*Information provided*
= = = = =

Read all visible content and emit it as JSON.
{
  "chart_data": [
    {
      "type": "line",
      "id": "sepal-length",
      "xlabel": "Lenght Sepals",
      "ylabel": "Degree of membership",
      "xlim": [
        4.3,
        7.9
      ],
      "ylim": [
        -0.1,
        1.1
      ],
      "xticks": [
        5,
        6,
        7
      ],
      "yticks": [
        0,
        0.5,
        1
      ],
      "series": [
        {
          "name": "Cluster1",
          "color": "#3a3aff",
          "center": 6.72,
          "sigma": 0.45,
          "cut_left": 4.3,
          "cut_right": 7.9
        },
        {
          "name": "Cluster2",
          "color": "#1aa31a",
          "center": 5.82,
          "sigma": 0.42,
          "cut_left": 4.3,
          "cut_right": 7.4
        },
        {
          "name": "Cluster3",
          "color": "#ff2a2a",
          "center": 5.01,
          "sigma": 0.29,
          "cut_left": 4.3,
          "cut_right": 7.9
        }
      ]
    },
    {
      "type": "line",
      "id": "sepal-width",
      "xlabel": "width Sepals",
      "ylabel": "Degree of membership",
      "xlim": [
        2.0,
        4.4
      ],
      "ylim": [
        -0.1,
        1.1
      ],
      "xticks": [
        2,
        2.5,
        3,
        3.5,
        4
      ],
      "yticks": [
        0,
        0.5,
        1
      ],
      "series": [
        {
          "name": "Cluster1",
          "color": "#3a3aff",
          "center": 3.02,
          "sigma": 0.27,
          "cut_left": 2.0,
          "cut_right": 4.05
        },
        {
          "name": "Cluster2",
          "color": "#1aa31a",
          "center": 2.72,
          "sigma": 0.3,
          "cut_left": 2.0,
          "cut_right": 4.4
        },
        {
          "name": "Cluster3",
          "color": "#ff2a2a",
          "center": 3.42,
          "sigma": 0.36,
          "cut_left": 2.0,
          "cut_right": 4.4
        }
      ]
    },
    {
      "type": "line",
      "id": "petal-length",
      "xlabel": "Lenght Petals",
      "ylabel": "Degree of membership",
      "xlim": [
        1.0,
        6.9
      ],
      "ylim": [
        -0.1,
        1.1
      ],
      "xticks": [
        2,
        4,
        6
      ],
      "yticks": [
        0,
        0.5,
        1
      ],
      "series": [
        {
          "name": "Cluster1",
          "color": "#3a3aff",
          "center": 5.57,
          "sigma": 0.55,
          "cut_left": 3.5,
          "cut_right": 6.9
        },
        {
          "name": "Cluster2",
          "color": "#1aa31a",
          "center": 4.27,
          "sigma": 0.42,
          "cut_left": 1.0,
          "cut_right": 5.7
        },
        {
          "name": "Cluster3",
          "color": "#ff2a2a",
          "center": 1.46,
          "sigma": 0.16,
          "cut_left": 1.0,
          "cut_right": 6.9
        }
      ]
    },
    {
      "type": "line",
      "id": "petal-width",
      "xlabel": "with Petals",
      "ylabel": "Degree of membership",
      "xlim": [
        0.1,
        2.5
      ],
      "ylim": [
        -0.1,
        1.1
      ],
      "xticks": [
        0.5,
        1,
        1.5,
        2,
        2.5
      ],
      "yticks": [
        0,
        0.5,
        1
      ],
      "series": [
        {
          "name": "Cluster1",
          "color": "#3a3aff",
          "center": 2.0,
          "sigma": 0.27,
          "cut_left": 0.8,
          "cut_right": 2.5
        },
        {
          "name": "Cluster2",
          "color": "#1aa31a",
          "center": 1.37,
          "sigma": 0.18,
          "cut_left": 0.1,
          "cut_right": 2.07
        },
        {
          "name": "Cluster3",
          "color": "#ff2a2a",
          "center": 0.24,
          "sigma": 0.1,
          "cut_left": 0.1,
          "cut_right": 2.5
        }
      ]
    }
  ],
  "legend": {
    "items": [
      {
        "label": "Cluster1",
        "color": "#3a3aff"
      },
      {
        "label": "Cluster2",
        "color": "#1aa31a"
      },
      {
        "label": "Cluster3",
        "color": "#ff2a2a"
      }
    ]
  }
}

= = = = =

*What the exercise asks*
Extract the data in full. Keep it word for word.

*Task response*
Read all visible content and emit it as JSON.
{
  "chart_data": [
    {
      "type": "line",
      "id": "sepal-length",
      "xlabel": "Lenght Sepals",
      "ylabel": "Degree of membership",
      "xlim": [
        4.3,
        7.9
      ],
      "ylim": [
        -0.1,
        1.1
      ],
      "xticks": [
        5,
        6,
        7
      ],
      "yticks": [
        0,
        0.5,
        1
      ],
      "series": [
        {
          "name": "Cluster1",
          "color": "#3a3aff",
          "center": 6.72,
          "sigma": 0.45,
          "cut_left": 4.3,
          "cut_right": 7.9
        },
        {
          "name": "Cluster2",
          "color": "#1aa31a",
          "center": 5.82,
          "sigma": 0.42,
          "cut_left": 4.3,
          "cut_right": 7.4
        },
        {
          "name": "Cluster3",
          "color": "#ff2a2a",
          "center": 5.01,
          "sigma": 0.29,
          "cut_left": 4.3,
          "cut_right": 7.9
        }
      ]
    },
    {
      "type": "line",
      "id": "sepal-width",
      "xlabel": "width Sepals",
      "ylabel": "Degree of membership",
      "xlim": [
        2.0,
        4.4
      ],
      "ylim": [
        -0.1,
        1.1
      ],
      "xticks": [
        2,
        2.5,
        3,
        3.5,
        4
      ],
      "yticks": [
        0,
        0.5,
        1
      ],
      "series": [
        {
          "name": "Cluster1",
          "color": "#3a3aff",
          "center": 3.02,
          "sigma": 0.27,
          "cut_left": 2.0,
          "cut_right": 4.05
        },
        {
          "name": "Cluster2",
          "color": "#1aa31a",
          "center": 2.72,
          "sigma": 0.3,
          "cut_left": 2.0,
          "cut_right": 4.4
        },
        {
          "name": "Cluster3",
          "color": "#ff2a2a",
          "center": 3.42,
          "sigma": 0.36,
          "cut_left": 2.0,
          "cut_right": 4.4
        }
      ]
    },
    {
      "type": "line",
      "id": "petal-length",
      "xlabel": "Lenght Petals",
      "ylabel": "Degree of membership",
      "xlim": [
        1.0,
        6.9
      ],
      "ylim": [
        -0.1,
        1.1
      ],
      "xticks": [
        2,
        4,
        6
      ],
      "yticks": [
        0,
        0.5,
        1
      ],
      "series": [
        {
          "name": "Cluster1",
          "color": "#3a3aff",
          "center": 5.57,
          "sigma": 0.55,
          "cut_left": 3.5,
          "cut_right": 6.9
        },
        {
          "name": "Cluster2",
          "color": "#1aa31a",
          "center": 4.27,
          "sigma": 0.42,
          "cut_left": 1.0,
          "cut_right": 5.7
        },
        {
          "name": "Cluster3",
          "color": "#ff2a2a",
          "center": 1.46,
          "sigma": 0.16,
          "cut_left": 1.0,
          "cut_right": 6.9
        }
      ]
    },
    {
      "type": "line",
      "id": "petal-width",
      "xlabel": "with Petals",
      "ylabel": "Degree of membership",
      "xlim": [
        0.1,
        2.5
      ],
      "ylim": [
        -0.1,
        1.1
      ],
      "xticks": [
        0.5,
        1,
        1.5,
        2,
        2.5
      ],
      "yticks": [
        0,
        0.5,
        1
      ],
      "series": [
        {
          "name": "Cluster1",
          "color": "#3a3aff",
          "center": 2.0,
          "sigma": 0.27,
          "cut_left": 0.8,
          "cut_right": 2.5
        },
        {
          "name": "Cluster2",
          "color": "#1aa31a",
          "center": 1.37,
          "sigma": 0.18,
          "cut_left": 0.1,
          "cut_right": 2.07
        },
        {
          "name": "Cluster3",
          "color": "#ff2a2a",
          "center": 0.24,
          "sigma": 0.1,
          "cut_left": 0.1,
          "cut_right": 2.5
        }
      ]
    }
  ],
  "legend": {
    "items": [
      {
        "label": "Cluster1",
        "color": "#3a3aff"
      },
      {
        "label": "Cluster2",
        "color": "#1aa31a"
      },
      {
        "label": "Cluster3",
        "color": "#ff2a2a"
      }
    ]
  }
}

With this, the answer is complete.